## start Stored data
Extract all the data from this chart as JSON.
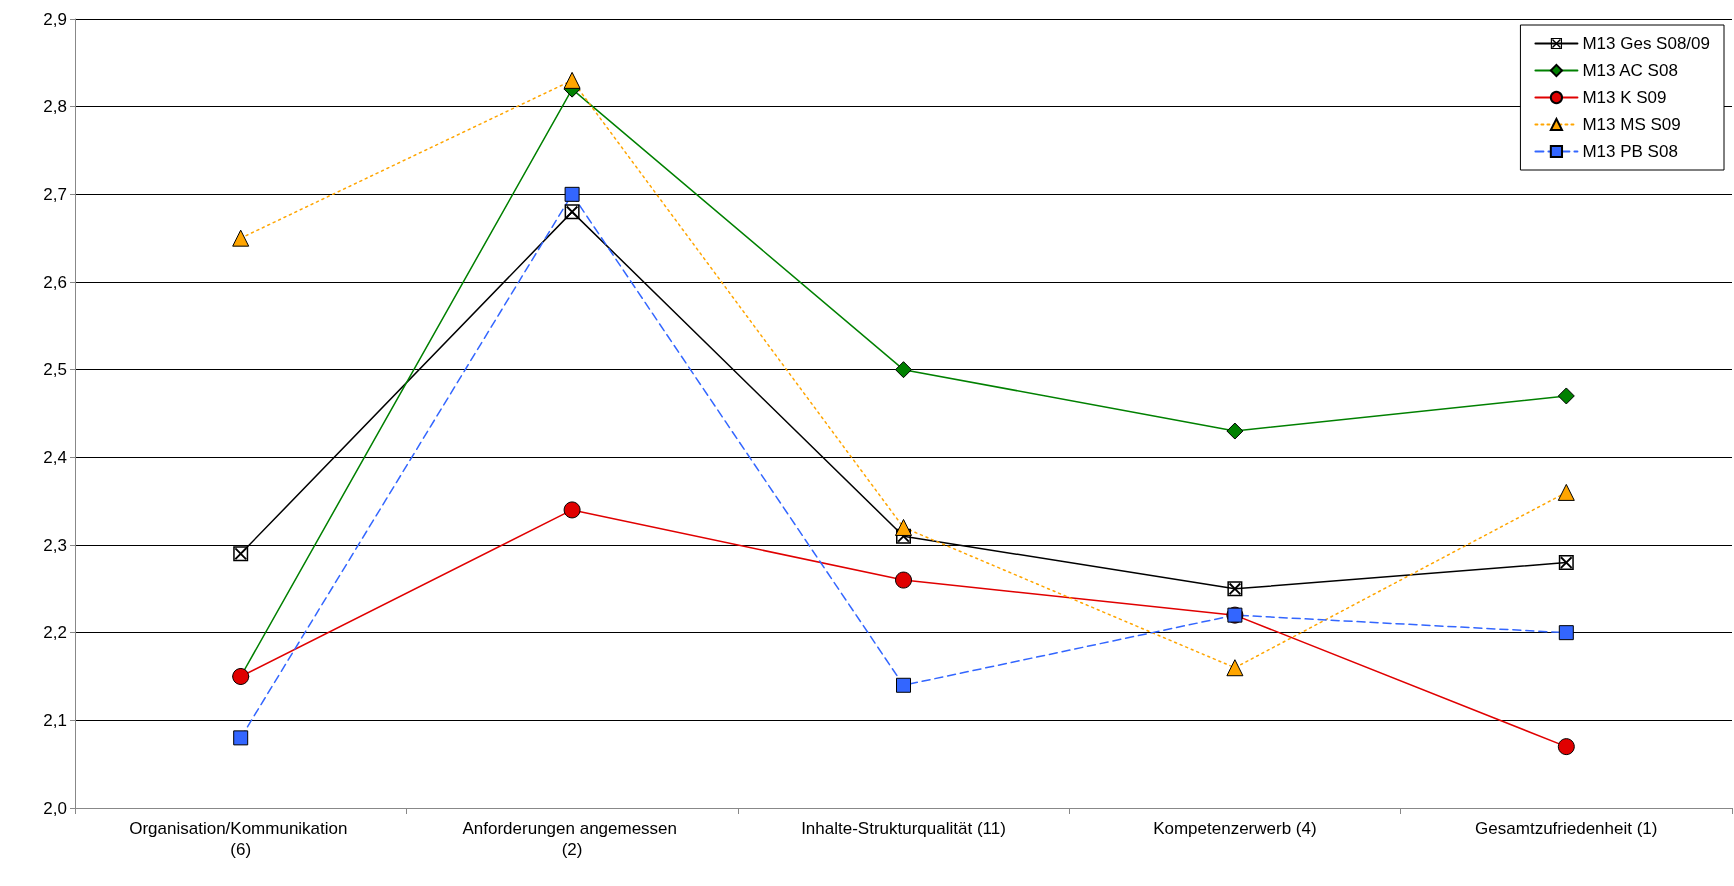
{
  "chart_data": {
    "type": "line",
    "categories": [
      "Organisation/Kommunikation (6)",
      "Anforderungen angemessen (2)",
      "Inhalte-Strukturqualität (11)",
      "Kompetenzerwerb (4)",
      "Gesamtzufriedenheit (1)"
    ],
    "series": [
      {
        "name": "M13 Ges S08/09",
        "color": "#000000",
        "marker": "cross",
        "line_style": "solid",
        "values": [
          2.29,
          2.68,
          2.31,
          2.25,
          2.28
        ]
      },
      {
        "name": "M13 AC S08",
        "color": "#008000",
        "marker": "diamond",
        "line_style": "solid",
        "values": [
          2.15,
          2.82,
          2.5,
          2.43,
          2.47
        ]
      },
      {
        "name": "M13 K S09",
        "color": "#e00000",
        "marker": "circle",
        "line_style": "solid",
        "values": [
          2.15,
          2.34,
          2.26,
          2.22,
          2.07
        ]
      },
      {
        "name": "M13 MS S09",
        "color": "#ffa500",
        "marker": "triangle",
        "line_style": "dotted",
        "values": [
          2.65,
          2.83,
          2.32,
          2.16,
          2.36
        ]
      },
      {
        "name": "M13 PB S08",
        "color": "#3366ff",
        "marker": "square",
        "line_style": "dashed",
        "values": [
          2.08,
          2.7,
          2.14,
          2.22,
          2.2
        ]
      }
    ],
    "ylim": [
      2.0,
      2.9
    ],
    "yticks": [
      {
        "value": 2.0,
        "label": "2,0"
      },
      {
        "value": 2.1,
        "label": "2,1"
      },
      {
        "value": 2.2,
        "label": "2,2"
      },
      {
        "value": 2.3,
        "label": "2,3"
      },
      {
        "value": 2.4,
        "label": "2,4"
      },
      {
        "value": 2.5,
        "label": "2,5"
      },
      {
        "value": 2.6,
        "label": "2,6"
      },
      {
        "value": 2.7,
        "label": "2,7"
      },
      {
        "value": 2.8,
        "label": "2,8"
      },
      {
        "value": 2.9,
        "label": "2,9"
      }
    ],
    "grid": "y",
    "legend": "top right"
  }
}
## end Stored data
## start Stored data
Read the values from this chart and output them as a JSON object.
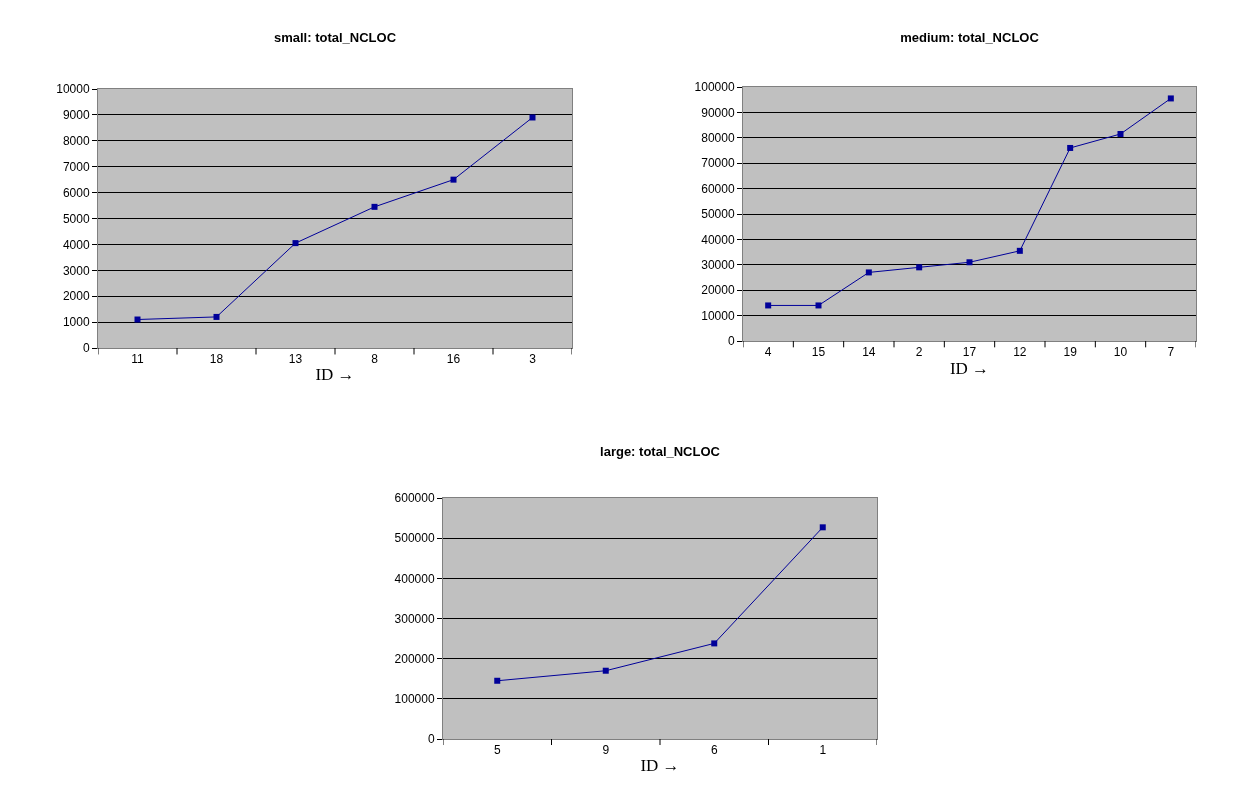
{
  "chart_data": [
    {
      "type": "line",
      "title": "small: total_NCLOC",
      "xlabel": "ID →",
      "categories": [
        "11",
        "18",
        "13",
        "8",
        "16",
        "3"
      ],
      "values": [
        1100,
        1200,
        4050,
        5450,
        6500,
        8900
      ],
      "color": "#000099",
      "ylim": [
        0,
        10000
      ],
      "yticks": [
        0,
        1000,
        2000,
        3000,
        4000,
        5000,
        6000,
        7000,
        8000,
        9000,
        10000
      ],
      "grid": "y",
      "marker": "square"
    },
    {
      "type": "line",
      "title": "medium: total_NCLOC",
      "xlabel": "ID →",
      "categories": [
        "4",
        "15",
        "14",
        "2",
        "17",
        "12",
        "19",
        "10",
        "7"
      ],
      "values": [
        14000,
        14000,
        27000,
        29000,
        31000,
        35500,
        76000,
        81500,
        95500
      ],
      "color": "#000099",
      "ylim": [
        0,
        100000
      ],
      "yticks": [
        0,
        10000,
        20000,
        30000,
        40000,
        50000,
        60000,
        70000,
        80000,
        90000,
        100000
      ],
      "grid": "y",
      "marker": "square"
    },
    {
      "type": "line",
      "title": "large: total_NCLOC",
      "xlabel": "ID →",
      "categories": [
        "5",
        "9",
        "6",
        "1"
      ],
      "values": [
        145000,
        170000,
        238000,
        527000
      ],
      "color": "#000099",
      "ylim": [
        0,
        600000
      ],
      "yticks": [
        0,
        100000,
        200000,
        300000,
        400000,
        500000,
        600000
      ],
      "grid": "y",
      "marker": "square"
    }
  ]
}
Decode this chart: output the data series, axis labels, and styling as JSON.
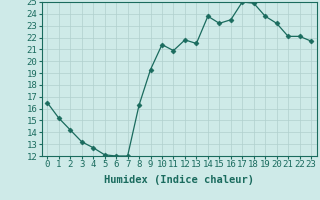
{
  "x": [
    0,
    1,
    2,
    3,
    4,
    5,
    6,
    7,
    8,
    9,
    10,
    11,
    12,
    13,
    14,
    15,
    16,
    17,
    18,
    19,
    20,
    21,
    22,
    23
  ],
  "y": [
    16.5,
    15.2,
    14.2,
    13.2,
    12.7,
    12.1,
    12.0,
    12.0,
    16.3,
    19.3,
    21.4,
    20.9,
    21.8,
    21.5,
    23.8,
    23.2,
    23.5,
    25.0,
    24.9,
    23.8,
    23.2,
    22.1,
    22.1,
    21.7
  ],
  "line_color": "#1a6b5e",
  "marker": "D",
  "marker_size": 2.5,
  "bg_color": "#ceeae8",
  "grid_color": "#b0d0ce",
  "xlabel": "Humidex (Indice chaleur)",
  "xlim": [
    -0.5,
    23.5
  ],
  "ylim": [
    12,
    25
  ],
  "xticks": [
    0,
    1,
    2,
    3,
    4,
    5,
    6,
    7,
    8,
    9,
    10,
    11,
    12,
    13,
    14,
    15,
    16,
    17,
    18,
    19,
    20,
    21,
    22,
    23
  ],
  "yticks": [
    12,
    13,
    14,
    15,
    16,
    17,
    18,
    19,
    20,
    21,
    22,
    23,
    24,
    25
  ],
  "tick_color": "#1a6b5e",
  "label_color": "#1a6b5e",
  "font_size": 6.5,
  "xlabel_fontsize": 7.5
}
## end Stored data
## start Stored data
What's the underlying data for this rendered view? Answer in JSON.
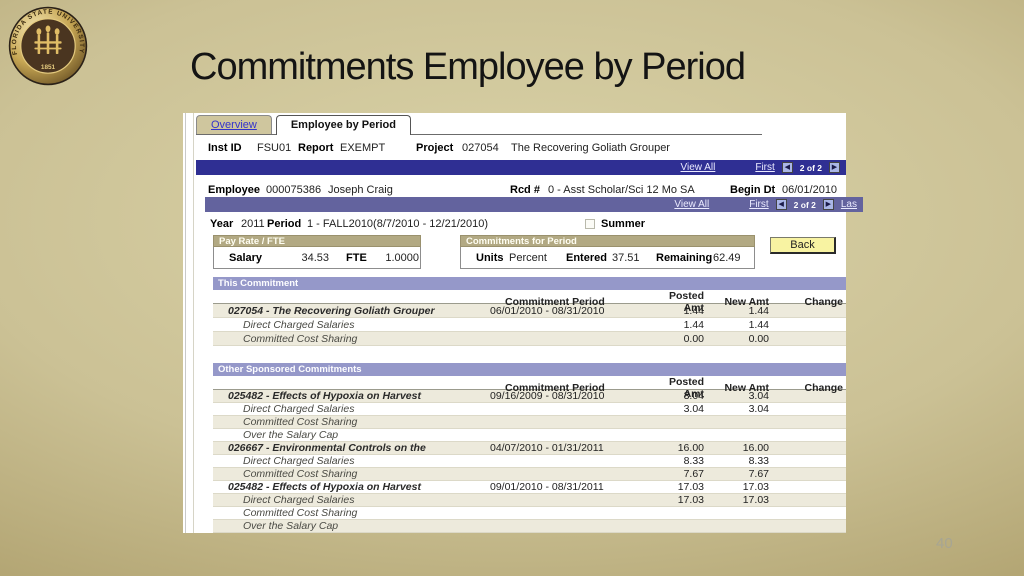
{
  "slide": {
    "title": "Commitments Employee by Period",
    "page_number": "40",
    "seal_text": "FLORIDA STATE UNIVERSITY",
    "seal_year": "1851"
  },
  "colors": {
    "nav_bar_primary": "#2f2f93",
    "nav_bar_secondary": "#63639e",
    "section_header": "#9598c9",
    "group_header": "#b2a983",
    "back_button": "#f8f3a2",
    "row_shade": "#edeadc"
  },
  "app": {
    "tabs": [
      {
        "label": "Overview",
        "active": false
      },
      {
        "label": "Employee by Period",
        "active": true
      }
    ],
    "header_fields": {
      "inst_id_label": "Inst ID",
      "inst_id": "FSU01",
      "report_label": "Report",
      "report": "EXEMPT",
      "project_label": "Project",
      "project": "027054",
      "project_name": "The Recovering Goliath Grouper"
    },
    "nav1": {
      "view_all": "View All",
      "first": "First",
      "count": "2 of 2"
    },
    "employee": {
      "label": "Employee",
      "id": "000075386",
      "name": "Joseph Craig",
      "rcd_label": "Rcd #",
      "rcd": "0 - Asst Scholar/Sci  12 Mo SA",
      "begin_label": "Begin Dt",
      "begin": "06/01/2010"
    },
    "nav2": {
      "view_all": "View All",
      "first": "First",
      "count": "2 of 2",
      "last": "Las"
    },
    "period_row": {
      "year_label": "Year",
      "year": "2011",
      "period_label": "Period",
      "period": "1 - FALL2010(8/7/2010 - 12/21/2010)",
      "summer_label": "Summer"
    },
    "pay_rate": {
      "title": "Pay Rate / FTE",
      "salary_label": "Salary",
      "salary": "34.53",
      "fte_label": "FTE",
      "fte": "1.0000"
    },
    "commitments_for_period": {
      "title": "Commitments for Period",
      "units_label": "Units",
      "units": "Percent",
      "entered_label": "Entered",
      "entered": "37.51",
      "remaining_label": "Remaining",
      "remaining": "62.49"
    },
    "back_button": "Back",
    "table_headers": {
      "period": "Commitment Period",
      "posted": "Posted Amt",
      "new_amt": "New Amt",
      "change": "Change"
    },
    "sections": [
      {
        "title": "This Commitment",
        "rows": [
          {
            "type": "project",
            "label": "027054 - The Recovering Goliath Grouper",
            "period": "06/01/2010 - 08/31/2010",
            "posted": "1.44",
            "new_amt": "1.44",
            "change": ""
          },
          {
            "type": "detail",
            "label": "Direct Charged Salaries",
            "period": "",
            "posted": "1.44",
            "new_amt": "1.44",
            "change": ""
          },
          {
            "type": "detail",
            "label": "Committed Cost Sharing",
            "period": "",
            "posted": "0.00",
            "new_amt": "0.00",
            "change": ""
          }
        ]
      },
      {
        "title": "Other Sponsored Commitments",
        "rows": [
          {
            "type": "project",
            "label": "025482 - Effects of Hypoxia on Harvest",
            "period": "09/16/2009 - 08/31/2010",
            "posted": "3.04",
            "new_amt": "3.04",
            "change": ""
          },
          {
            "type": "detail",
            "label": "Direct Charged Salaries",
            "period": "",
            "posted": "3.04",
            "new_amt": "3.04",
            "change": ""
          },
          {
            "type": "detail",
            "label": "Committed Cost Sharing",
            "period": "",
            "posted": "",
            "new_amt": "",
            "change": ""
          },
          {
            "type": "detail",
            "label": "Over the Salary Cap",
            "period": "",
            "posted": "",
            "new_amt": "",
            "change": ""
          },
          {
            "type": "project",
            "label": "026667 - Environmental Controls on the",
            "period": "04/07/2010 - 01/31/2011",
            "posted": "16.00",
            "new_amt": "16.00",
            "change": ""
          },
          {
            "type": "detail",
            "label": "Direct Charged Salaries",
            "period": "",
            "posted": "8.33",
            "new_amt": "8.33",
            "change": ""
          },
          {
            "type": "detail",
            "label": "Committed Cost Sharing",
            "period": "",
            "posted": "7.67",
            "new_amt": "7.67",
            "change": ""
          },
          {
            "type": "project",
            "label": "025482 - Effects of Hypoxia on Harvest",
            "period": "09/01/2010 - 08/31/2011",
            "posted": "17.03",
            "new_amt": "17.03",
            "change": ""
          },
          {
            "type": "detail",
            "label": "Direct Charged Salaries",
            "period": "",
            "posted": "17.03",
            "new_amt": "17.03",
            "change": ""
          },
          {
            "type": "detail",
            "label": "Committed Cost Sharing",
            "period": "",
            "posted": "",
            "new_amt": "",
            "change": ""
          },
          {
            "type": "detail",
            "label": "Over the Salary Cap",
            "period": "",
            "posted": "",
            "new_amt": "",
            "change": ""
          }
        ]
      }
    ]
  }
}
## end Stored data
» **Set exercise**:
Report each line of the material above where the word "output" appears.

» **Completed task**:
Read the values from this chart and output them as a JSON object.
Decode this chart: output the data series, axis labels, and styling as JSON.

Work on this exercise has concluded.